• [Short problem] Keep only those lines of the records that include the string "Parse".

• [Records to use]
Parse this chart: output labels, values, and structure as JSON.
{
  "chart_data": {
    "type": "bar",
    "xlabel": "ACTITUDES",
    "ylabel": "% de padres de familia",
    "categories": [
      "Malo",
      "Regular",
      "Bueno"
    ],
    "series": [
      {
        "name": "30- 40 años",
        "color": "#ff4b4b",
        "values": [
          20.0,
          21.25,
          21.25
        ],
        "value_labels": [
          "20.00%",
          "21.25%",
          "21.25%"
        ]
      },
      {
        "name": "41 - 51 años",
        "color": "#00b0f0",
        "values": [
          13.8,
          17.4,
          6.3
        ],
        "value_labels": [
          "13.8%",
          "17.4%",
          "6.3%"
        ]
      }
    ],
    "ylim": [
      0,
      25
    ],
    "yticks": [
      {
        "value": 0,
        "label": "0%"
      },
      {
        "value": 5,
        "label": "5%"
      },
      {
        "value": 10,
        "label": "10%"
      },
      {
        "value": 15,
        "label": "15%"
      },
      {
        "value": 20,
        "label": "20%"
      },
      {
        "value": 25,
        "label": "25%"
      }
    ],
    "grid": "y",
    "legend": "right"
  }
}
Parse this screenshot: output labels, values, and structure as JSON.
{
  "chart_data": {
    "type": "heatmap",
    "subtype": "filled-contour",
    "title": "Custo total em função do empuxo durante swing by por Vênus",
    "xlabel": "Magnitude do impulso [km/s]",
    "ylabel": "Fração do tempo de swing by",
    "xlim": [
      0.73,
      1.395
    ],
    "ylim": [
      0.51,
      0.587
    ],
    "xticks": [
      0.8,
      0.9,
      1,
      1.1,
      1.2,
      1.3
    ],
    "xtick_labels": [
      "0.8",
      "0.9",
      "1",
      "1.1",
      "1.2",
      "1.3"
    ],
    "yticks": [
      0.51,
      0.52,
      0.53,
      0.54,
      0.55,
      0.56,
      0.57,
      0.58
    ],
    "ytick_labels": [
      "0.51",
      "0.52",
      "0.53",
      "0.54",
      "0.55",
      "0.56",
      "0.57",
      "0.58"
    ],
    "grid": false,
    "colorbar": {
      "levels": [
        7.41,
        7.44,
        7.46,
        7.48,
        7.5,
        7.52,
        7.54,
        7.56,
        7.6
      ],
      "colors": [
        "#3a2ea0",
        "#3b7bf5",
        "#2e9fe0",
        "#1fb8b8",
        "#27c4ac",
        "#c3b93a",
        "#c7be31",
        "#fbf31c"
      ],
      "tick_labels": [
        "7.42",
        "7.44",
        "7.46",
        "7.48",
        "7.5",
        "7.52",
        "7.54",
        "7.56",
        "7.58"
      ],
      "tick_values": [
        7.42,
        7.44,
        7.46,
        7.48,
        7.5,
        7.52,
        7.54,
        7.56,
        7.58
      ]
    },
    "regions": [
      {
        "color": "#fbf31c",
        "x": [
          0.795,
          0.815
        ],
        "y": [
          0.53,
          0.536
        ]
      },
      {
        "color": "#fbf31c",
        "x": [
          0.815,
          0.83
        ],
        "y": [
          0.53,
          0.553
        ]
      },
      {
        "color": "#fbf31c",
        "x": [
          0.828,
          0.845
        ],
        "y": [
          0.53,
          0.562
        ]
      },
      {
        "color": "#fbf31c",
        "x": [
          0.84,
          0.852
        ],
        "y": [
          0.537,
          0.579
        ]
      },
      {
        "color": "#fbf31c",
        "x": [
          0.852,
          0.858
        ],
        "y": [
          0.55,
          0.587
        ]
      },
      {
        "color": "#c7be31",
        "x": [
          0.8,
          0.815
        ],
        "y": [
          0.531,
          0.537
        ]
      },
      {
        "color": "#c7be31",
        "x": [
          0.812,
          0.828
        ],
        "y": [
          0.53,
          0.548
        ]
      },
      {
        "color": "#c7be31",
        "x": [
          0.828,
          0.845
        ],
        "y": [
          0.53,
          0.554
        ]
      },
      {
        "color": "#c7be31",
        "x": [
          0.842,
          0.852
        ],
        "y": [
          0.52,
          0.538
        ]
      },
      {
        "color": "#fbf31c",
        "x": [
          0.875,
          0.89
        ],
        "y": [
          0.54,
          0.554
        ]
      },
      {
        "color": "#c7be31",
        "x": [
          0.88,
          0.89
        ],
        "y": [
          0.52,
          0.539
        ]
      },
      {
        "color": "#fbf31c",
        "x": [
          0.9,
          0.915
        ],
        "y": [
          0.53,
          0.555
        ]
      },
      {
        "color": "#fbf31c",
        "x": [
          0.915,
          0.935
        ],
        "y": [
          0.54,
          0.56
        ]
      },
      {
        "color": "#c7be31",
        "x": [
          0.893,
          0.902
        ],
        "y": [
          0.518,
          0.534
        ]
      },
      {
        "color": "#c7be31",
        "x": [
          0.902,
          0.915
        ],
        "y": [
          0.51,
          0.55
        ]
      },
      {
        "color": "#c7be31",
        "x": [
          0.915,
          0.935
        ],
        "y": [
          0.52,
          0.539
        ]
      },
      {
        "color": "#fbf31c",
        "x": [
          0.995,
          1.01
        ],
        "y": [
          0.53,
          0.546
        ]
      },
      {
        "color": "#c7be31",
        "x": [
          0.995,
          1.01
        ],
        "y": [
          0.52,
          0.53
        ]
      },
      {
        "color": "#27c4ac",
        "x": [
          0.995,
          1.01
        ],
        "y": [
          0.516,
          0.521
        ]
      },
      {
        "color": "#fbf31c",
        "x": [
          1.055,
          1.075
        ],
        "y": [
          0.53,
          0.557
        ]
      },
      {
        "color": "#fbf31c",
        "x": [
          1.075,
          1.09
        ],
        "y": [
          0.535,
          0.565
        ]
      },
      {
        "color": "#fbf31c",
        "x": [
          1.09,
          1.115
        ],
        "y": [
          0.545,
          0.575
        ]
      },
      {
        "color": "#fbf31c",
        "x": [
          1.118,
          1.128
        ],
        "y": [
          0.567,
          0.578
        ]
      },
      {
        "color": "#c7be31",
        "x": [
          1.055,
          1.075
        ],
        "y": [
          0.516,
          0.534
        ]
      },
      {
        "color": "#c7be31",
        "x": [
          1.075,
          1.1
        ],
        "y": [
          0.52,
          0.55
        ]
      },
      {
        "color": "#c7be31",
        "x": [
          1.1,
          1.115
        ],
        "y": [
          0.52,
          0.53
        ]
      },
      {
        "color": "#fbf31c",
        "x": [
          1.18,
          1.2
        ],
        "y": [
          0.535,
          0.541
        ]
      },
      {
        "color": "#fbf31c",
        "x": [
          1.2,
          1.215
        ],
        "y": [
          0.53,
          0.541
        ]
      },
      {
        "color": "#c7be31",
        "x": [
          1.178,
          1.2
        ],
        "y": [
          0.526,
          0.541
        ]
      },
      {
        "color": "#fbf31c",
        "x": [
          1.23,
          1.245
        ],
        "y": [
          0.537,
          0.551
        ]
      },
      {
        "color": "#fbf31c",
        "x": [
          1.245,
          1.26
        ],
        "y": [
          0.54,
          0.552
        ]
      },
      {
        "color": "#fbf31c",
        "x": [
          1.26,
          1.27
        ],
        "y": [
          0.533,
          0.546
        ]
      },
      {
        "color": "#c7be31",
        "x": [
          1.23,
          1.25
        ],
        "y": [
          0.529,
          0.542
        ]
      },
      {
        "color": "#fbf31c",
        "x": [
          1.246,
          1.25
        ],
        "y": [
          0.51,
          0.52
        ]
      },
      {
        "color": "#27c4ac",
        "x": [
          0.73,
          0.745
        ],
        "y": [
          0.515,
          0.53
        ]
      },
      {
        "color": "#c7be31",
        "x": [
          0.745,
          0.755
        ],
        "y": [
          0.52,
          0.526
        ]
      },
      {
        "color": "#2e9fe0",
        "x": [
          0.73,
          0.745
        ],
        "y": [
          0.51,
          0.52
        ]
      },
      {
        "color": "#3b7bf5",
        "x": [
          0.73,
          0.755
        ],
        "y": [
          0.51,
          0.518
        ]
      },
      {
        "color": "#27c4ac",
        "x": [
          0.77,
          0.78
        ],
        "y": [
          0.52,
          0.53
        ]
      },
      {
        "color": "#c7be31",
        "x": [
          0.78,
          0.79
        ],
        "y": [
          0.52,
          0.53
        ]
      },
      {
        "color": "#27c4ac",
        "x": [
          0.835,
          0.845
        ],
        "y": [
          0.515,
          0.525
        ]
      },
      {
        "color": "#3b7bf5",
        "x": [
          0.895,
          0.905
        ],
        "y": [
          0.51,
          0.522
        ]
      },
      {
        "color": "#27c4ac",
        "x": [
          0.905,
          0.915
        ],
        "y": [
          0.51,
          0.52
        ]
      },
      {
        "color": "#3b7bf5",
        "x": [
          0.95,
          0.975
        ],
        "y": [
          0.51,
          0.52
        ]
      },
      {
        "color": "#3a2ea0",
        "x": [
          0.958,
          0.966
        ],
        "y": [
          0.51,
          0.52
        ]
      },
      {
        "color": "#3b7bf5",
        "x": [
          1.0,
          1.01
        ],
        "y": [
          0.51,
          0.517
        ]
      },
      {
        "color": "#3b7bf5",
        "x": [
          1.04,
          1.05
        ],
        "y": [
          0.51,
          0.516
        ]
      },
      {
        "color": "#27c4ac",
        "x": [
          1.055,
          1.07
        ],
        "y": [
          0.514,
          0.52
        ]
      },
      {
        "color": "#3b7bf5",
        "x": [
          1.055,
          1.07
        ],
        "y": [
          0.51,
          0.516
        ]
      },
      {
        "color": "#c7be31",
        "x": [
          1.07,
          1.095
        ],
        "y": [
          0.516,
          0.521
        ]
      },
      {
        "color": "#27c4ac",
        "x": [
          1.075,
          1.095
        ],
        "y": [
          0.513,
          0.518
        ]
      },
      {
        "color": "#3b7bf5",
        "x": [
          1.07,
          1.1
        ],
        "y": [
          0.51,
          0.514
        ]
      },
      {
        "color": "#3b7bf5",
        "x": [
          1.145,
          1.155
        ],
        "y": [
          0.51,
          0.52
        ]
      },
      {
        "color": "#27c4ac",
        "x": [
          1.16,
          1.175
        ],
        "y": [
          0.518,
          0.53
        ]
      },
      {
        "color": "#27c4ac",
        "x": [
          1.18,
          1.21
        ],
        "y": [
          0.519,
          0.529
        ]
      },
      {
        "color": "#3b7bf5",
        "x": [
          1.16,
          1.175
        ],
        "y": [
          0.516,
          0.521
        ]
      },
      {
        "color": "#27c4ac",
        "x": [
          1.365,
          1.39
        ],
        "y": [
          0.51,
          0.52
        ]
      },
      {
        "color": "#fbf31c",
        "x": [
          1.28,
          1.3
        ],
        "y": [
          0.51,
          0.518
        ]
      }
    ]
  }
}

• [Result]
Parse this chart: output labels, values, and structure as JSON.
Parse this screenshot: output labels, values, and structure as JSON.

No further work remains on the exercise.